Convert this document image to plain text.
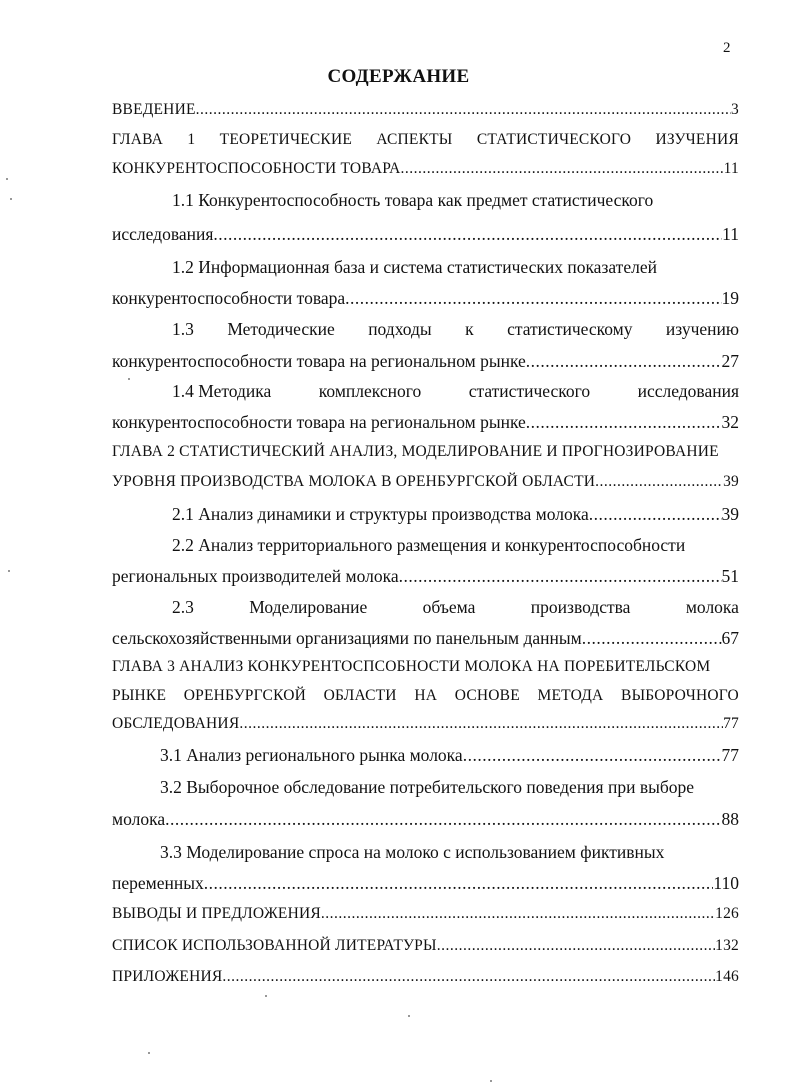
2
СОДЕРЖАНИЕ
ВВЕДЕНИЕ .....	3
ГЛАВА 1 ТЕОРЕТИЧЕСКИЕ АСПЕКТЫ СТАТИСТИЧЕСКОГО ИЗУЧЕНИЯ
КОНКУРЕНТОСПОСОБНОСТИ ТОВАРА .....	11
1.1 Конкурентоспособность товара как предмет статистического
исследования .....	11
1.2 Информационная база и система статистических показателей
конкурентоспособности товара .....	19
1.3 Методические подходы к статистическому изучению
конкурентоспособности товара на региональном рынке .....	27
1.4 Методика	комплексного	статистического	исследования
конкурентоспособности товара на региональном рынке .....	32
ГЛАВА 2 СТАТИСТИЧЕСКИЙ АНАЛИЗ, МОДЕЛИРОВАНИЕ И ПРОГНОЗИРОВАНИЕ
УРОВНЯ ПРОИЗВОДСТВА МОЛОКА В ОРЕНБУРГСКОЙ ОБЛАСТИ .....	39
2.1 Анализ динамики и структуры производства молока .....	39
2.2 Анализ территориального размещения и конкурентоспособности
региональных производителей молока .....	51
2.3	Моделирование	объема	производства	молока
сельскохозяйственными организациями по панельным данным .....	67
ГЛАВА 3 АНАЛИЗ КОНКУРЕНТОСПСОБНОСТИ МОЛОКА НА ПОРЕБИТЕЛЬСКОМ
РЫНКЕ ОРЕНБУРГСКОЙ ОБЛАСТИ НА ОСНОВЕ МЕТОДА ВЫБОРОЧНОГО
ОБСЛЕДОВАНИЯ .....	77
3.1 Анализ регионального рынка молока .....	77
3.2 Выборочное обследование потребительского поведения при выборе
молока .....	88
3.3 Моделирование спроса на молоко с использованием фиктивных
переменных .....	110
ВЫВОДЫ И ПРЕДЛОЖЕНИЯ .....	126
СПИСОК ИСПОЛЬЗОВАННОЙ ЛИТЕРАТУРЫ .....	132
ПРИЛОЖЕНИЯ .....	146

·····

## OBJECTIVE
Repeat all the data as it stands, dropping any images it holds.

## WRITTEN RESPONSE
Convert this document image to plain text.
2
СОДЕРЖАНИЕ
ВВЕДЕНИЕ .....	3
ГЛАВА 1 ТЕОРЕТИЧЕСКИЕ АСПЕКТЫ СТАТИСТИЧЕСКОГО ИЗУЧЕНИЯ
КОНКУРЕНТОСПОСОБНОСТИ ТОВАРА .....	11
1.1 Конкурентоспособность товара как предмет статистического
исследования .....	11
1.2 Информационная база и система статистических показателей
конкурентоспособности товара .....	19
1.3 Методические подходы к статистическому изучению
конкурентоспособности товара на региональном рынке .....	27
1.4 Методика	комплексного	статистического	исследования
конкурентоспособности товара на региональном рынке .....	32
ГЛАВА 2 СТАТИСТИЧЕСКИЙ АНАЛИЗ, МОДЕЛИРОВАНИЕ И ПРОГНОЗИРОВАНИЕ
УРОВНЯ ПРОИЗВОДСТВА МОЛОКА В ОРЕНБУРГСКОЙ ОБЛАСТИ .....	39
2.1 Анализ динамики и структуры производства молока .....	39
2.2 Анализ территориального размещения и конкурентоспособности
региональных производителей молока .....	51
2.3	Моделирование	объема	производства	молока
сельскохозяйственными организациями по панельным данным .....	67
ГЛАВА 3 АНАЛИЗ КОНКУРЕНТОСПСОБНОСТИ МОЛОКА НА ПОРЕБИТЕЛЬСКОМ
РЫНКЕ ОРЕНБУРГСКОЙ ОБЛАСТИ НА ОСНОВЕ МЕТОДА ВЫБОРОЧНОГО
ОБСЛЕДОВАНИЯ .....	77
3.1 Анализ регионального рынка молока .....	77
3.2 Выборочное обследование потребительского поведения при выборе
молока .....	88
3.3 Моделирование спроса на молоко с использованием фиктивных
переменных .....	110
ВЫВОДЫ И ПРЕДЛОЖЕНИЯ .....	126
СПИСОК ИСПОЛЬЗОВАННОЙ ЛИТЕРАТУРЫ .....	132
ПРИЛОЖЕНИЯ .....	146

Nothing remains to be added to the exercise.